- [Exercise instructions] Count how many lines contain the word "insofar". Respond with the number alone.

Stored records
+ + + + + + +

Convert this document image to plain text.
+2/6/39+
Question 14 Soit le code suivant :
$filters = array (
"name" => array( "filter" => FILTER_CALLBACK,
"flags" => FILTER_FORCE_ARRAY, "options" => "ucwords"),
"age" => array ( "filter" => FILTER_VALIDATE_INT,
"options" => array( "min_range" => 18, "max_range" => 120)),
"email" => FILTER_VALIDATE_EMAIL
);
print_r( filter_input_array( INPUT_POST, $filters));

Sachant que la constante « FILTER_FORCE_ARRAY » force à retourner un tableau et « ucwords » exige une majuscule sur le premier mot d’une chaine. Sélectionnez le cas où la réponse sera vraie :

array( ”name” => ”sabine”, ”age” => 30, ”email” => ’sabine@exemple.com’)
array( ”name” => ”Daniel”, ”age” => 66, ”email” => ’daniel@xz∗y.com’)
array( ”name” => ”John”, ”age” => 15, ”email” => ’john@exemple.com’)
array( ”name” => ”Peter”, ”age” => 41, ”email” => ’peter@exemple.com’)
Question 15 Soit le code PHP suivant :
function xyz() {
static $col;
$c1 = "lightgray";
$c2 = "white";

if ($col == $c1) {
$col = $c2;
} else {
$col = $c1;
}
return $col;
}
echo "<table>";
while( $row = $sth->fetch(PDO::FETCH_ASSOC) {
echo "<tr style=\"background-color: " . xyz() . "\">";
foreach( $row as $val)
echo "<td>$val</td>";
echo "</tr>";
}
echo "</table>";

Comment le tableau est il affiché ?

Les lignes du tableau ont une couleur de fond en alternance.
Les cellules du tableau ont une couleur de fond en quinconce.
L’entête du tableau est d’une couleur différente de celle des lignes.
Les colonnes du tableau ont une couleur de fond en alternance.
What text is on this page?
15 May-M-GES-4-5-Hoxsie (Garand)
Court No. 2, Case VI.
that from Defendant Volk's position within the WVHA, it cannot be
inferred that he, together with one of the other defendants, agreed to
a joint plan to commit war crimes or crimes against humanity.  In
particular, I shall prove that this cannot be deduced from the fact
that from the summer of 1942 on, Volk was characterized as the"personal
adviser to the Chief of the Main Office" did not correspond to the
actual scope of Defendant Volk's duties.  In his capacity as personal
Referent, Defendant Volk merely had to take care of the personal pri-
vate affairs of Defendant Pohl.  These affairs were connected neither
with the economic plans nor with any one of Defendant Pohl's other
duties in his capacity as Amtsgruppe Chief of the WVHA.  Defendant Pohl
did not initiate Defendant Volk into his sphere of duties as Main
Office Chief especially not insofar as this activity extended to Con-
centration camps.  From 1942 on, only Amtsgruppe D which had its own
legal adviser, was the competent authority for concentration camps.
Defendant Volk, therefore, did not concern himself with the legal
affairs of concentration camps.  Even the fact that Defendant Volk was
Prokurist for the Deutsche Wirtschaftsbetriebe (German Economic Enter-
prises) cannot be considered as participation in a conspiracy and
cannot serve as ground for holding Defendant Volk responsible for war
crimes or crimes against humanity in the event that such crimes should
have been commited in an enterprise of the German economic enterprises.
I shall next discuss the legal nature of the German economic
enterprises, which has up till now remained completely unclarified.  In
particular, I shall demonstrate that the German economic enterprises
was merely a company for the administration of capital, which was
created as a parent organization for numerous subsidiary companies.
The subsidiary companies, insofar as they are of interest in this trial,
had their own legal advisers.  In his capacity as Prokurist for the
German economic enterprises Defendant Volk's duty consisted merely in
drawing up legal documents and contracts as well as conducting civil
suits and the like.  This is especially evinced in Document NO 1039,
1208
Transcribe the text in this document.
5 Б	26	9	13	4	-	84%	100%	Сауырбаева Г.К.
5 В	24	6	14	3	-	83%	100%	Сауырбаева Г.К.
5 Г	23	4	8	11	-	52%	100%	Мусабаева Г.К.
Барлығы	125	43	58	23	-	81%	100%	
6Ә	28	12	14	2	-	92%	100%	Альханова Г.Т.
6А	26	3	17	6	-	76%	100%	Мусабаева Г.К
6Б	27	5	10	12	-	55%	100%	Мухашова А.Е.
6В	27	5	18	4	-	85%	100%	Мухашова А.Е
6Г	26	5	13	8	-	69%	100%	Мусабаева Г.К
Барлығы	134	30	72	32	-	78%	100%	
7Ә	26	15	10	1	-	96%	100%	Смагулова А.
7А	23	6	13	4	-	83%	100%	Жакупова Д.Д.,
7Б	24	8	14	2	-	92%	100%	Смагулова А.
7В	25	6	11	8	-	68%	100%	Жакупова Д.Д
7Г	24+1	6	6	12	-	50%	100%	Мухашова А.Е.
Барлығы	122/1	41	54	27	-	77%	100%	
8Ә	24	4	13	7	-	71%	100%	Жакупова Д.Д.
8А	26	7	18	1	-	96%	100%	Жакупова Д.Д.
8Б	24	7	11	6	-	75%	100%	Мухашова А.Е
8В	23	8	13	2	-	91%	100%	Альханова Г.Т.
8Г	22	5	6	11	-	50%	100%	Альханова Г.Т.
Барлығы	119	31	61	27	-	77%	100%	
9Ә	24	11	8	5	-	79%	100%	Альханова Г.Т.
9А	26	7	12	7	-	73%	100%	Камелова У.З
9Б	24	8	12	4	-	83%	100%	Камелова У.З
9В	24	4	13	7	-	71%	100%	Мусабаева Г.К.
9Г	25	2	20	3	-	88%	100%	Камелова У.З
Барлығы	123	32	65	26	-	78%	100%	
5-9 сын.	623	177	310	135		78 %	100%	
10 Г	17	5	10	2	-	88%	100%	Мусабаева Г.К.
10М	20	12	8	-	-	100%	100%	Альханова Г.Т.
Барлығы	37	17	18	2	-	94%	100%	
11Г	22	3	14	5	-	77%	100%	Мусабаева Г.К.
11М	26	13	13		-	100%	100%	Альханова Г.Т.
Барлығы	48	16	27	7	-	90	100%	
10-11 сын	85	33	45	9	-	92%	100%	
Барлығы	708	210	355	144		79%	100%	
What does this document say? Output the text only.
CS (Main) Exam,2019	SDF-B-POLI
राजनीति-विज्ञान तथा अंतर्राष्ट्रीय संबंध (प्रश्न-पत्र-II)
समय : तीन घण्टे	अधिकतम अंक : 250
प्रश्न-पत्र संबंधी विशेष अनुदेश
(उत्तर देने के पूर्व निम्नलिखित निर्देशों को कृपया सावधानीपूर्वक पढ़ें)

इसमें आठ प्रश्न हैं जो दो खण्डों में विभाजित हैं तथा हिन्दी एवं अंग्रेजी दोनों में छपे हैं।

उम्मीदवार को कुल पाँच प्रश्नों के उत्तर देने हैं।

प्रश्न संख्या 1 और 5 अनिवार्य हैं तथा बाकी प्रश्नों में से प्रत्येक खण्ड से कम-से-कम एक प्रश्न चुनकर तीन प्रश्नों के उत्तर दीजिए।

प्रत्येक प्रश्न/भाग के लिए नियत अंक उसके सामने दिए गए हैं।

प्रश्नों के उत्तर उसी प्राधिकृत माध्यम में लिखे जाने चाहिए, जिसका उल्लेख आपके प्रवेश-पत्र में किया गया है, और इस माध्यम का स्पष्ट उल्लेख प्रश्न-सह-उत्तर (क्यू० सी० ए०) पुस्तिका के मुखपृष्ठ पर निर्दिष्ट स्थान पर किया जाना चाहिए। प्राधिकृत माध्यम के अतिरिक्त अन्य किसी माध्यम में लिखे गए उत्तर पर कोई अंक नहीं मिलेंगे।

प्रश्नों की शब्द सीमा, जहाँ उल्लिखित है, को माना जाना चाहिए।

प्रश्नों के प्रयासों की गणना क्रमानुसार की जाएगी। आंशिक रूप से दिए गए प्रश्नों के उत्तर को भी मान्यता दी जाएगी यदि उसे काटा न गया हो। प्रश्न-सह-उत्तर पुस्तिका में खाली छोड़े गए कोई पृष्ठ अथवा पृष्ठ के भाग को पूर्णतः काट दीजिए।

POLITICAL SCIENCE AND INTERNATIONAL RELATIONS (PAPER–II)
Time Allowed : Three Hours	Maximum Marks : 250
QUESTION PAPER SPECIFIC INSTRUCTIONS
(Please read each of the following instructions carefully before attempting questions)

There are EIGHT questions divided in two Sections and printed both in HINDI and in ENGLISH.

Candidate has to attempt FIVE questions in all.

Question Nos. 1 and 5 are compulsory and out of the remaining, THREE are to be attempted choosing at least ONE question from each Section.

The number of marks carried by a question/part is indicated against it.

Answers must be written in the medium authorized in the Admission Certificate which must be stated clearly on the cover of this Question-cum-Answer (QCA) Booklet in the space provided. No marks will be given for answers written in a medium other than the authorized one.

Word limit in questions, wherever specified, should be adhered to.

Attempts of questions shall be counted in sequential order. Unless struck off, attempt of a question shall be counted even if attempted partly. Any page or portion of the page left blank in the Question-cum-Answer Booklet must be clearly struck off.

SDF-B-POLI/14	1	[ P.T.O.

+ + + + + + +

- [Complete output] 2